Aim of the exercise ▸ Here are some records; return them all exactly.

Records from a collection
::::::::
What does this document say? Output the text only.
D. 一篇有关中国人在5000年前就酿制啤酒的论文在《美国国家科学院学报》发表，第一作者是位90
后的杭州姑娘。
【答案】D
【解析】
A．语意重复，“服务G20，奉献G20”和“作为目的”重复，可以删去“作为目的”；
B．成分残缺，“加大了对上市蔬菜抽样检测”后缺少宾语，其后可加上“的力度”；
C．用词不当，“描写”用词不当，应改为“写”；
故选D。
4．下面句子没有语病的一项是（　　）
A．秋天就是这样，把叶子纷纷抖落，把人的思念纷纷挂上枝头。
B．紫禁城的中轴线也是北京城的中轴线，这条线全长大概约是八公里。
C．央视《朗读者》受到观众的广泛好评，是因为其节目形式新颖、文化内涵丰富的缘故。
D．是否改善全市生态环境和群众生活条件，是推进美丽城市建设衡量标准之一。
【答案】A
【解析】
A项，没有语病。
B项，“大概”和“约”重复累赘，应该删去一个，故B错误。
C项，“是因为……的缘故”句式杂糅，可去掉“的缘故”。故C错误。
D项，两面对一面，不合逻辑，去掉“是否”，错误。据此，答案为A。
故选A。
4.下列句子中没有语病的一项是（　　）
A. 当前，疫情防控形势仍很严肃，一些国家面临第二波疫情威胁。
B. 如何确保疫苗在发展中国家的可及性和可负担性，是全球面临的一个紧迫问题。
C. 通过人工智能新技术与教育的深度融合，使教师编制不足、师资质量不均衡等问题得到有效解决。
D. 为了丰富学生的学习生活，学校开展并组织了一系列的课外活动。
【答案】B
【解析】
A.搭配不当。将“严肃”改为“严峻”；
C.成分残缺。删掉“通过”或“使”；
::::::::
Result ▸
What does this document say? Output the text only.
D. 一篇有关中国人在5000年前就酿制啤酒的论文在《美国国家科学院学报》发表，第一作者是位90
后的杭州姑娘。
【答案】D
【解析】
A．语意重复，“服务G20，奉献G20”和“作为目的”重复，可以删去“作为目的”；
B．成分残缺，“加大了对上市蔬菜抽样检测”后缺少宾语，其后可加上“的力度”；
C．用词不当，“描写”用词不当，应改为“写”；
故选D。
4．下面句子没有语病的一项是（　　）
A．秋天就是这样，把叶子纷纷抖落，把人的思念纷纷挂上枝头。
B．紫禁城的中轴线也是北京城的中轴线，这条线全长大概约是八公里。
C．央视《朗读者》受到观众的广泛好评，是因为其节目形式新颖、文化内涵丰富的缘故。
D．是否改善全市生态环境和群众生活条件，是推进美丽城市建设衡量标准之一。
【答案】A
【解析】
A项，没有语病。
B项，“大概”和“约”重复累赘，应该删去一个，故B错误。
C项，“是因为……的缘故”句式杂糅，可去掉“的缘故”。故C错误。
D项，两面对一面，不合逻辑，去掉“是否”，错误。据此，答案为A。
故选A。
4.下列句子中没有语病的一项是（　　）
A. 当前，疫情防控形势仍很严肃，一些国家面临第二波疫情威胁。
B. 如何确保疫苗在发展中国家的可及性和可负担性，是全球面临的一个紧迫问题。
C. 通过人工智能新技术与教育的深度融合，使教师编制不足、师资质量不均衡等问题得到有效解决。
D. 为了丰富学生的学习生活，学校开展并组织了一系列的课外活动。
【答案】B
【解析】
A.搭配不当。将“严肃”改为“严峻”；
C.成分残缺。删掉“通过”或“使”；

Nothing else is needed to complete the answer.